→ **EXTRACTED RECORDS**
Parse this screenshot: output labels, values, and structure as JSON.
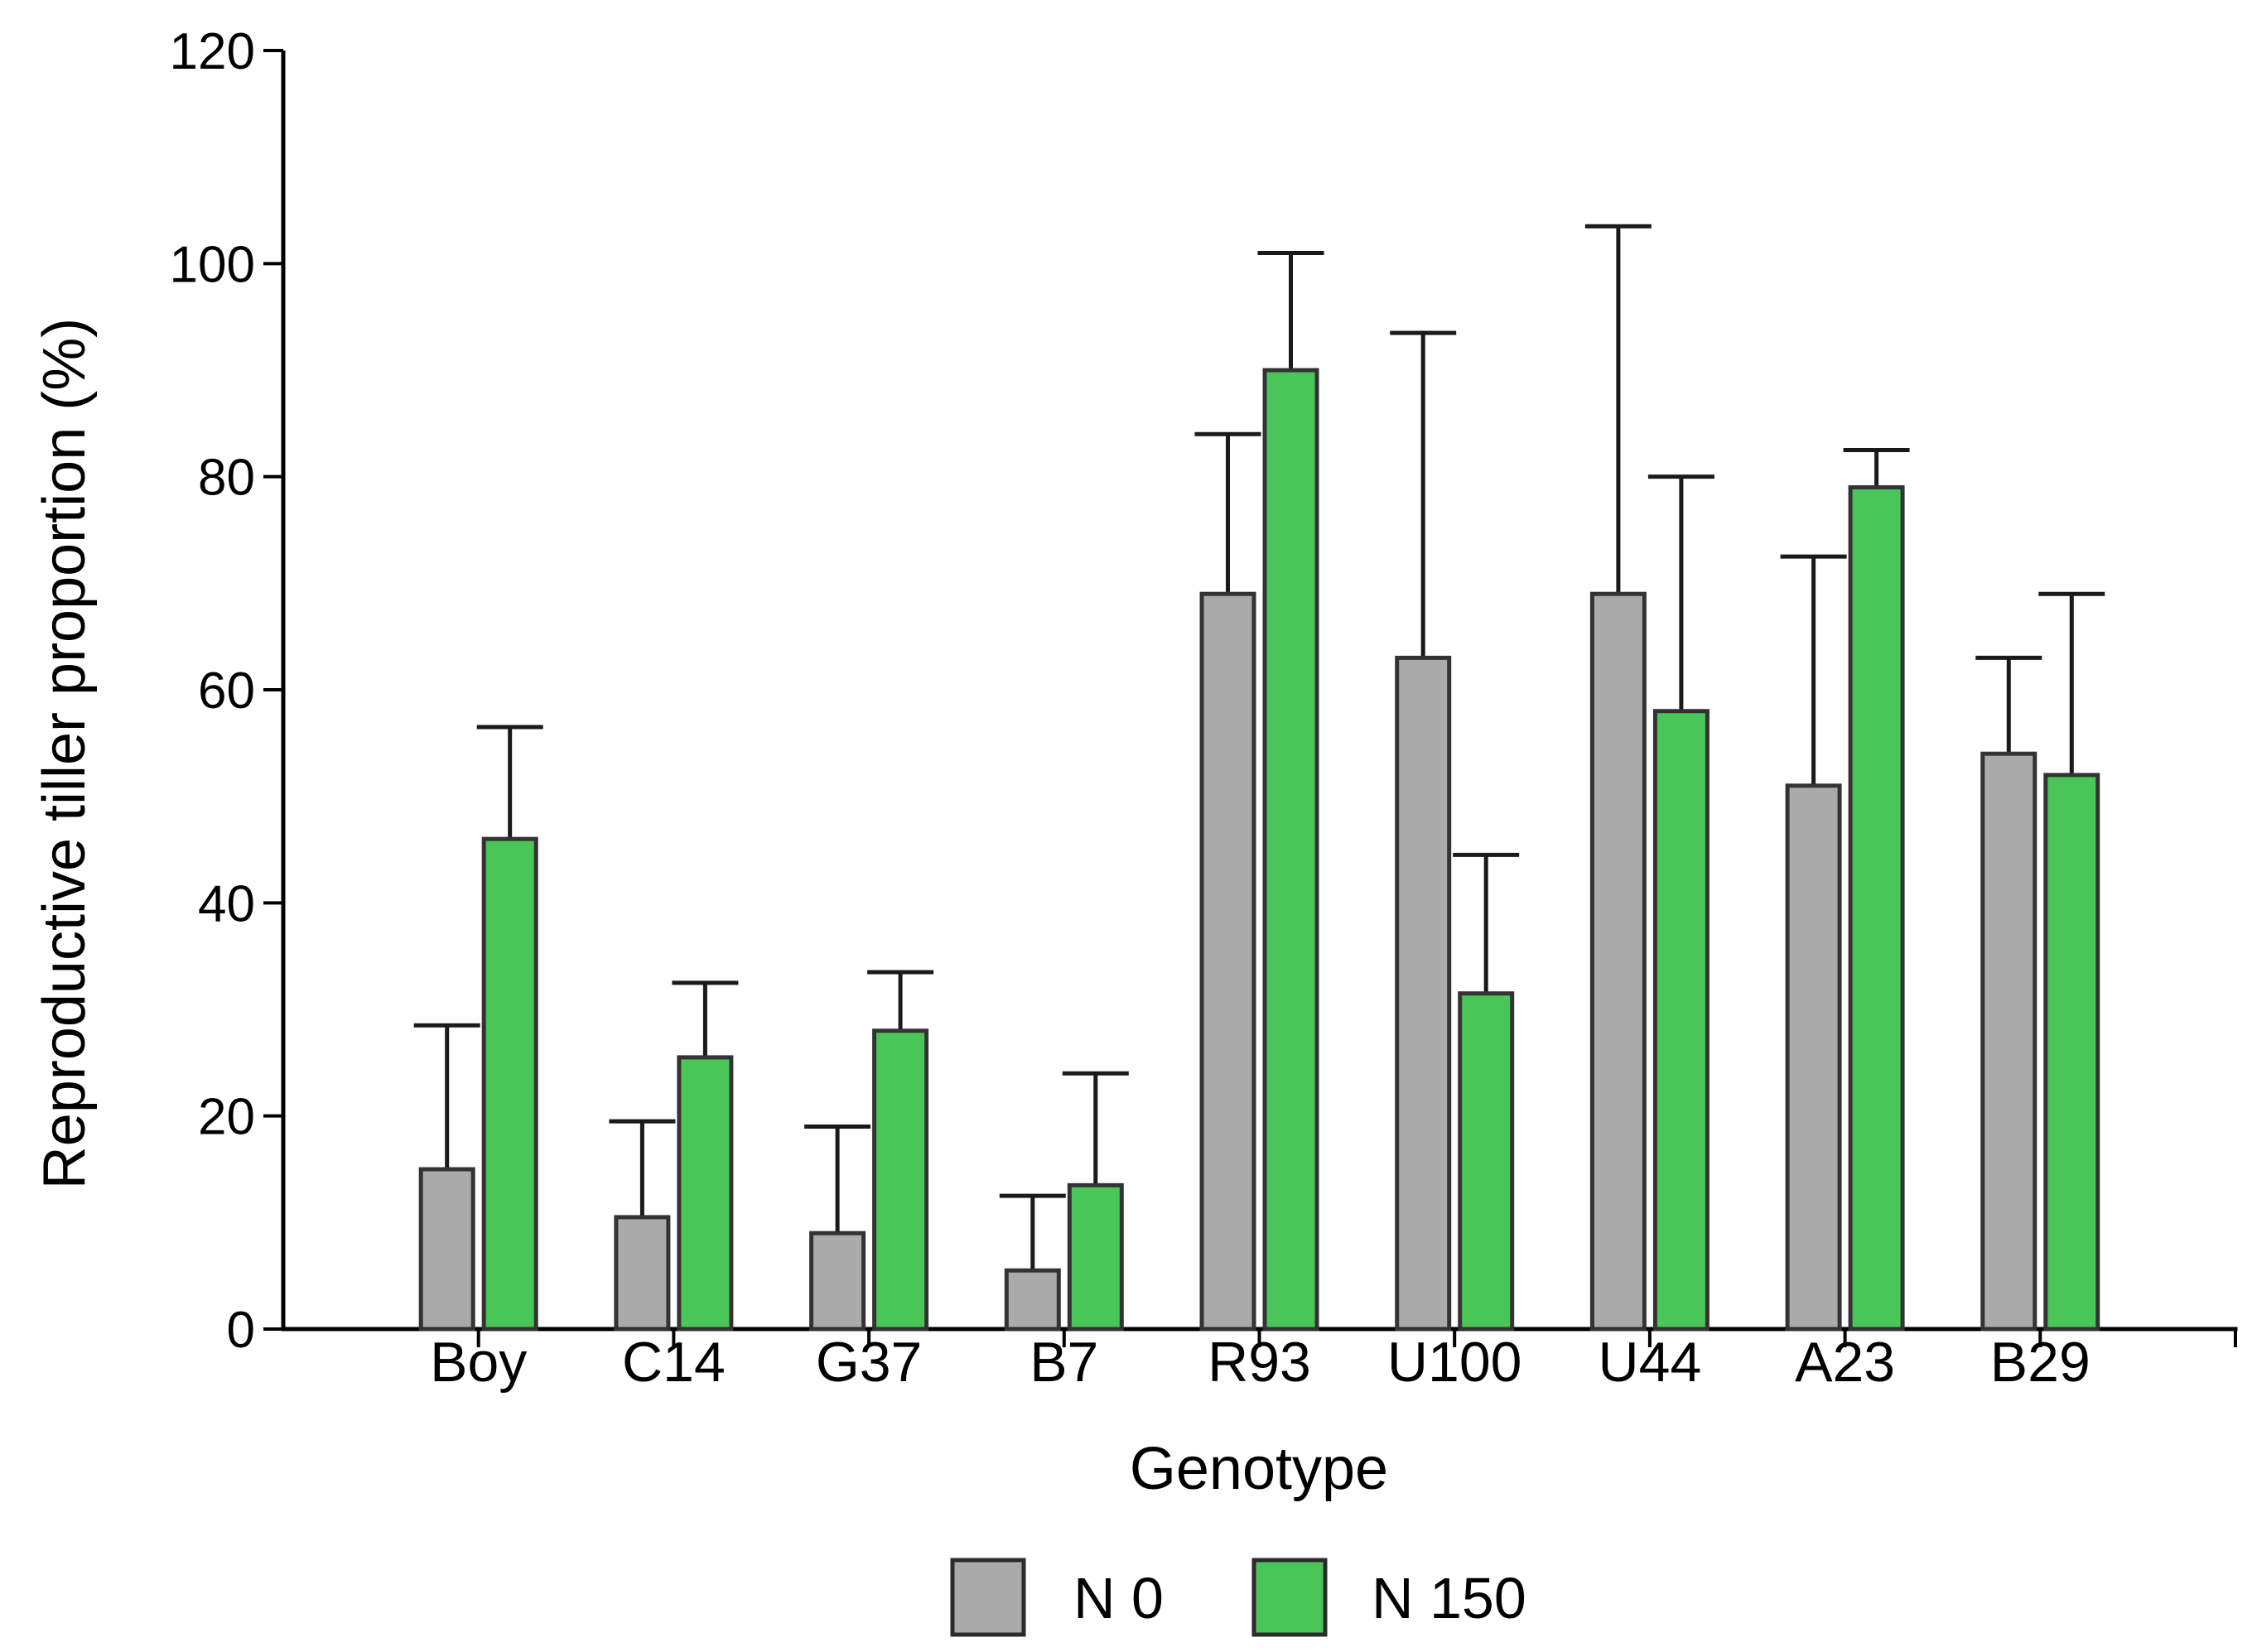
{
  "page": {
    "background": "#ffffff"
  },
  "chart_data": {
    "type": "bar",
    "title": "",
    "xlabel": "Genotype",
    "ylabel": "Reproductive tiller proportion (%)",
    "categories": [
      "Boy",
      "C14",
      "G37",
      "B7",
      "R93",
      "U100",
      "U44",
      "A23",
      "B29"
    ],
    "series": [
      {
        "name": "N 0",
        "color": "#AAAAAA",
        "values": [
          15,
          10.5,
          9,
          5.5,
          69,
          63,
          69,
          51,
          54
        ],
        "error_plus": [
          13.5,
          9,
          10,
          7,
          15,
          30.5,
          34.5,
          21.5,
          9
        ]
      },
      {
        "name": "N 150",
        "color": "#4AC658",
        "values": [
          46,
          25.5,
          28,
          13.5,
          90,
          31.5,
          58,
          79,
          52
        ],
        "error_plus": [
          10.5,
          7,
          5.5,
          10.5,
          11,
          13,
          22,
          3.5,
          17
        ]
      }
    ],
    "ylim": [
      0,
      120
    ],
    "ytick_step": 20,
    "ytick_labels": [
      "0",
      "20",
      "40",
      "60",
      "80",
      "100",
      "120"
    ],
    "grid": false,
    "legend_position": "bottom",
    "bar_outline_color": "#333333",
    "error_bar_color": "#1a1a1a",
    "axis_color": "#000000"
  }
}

→ **SET EXERCISE**
Repeat the listing in full and exactly. Do not include any images.

→ **SOLVED EXERCISE**
Parse this screenshot: output labels, values, and structure as JSON.
{
  "page": {
    "background": "#ffffff"
  },
  "chart_data": {
    "type": "bar",
    "title": "",
    "xlabel": "Genotype",
    "ylabel": "Reproductive tiller proportion (%)",
    "categories": [
      "Boy",
      "C14",
      "G37",
      "B7",
      "R93",
      "U100",
      "U44",
      "A23",
      "B29"
    ],
    "series": [
      {
        "name": "N 0",
        "color": "#AAAAAA",
        "values": [
          15,
          10.5,
          9,
          5.5,
          69,
          63,
          69,
          51,
          54
        ],
        "error_plus": [
          13.5,
          9,
          10,
          7,
          15,
          30.5,
          34.5,
          21.5,
          9
        ]
      },
      {
        "name": "N 150",
        "color": "#4AC658",
        "values": [
          46,
          25.5,
          28,
          13.5,
          90,
          31.5,
          58,
          79,
          52
        ],
        "error_plus": [
          10.5,
          7,
          5.5,
          10.5,
          11,
          13,
          22,
          3.5,
          17
        ]
      }
    ],
    "ylim": [
      0,
      120
    ],
    "ytick_step": 20,
    "ytick_labels": [
      "0",
      "20",
      "40",
      "60",
      "80",
      "100",
      "120"
    ],
    "grid": false,
    "legend_position": "bottom",
    "bar_outline_color": "#333333",
    "error_bar_color": "#1a1a1a",
    "axis_color": "#000000"
  }
}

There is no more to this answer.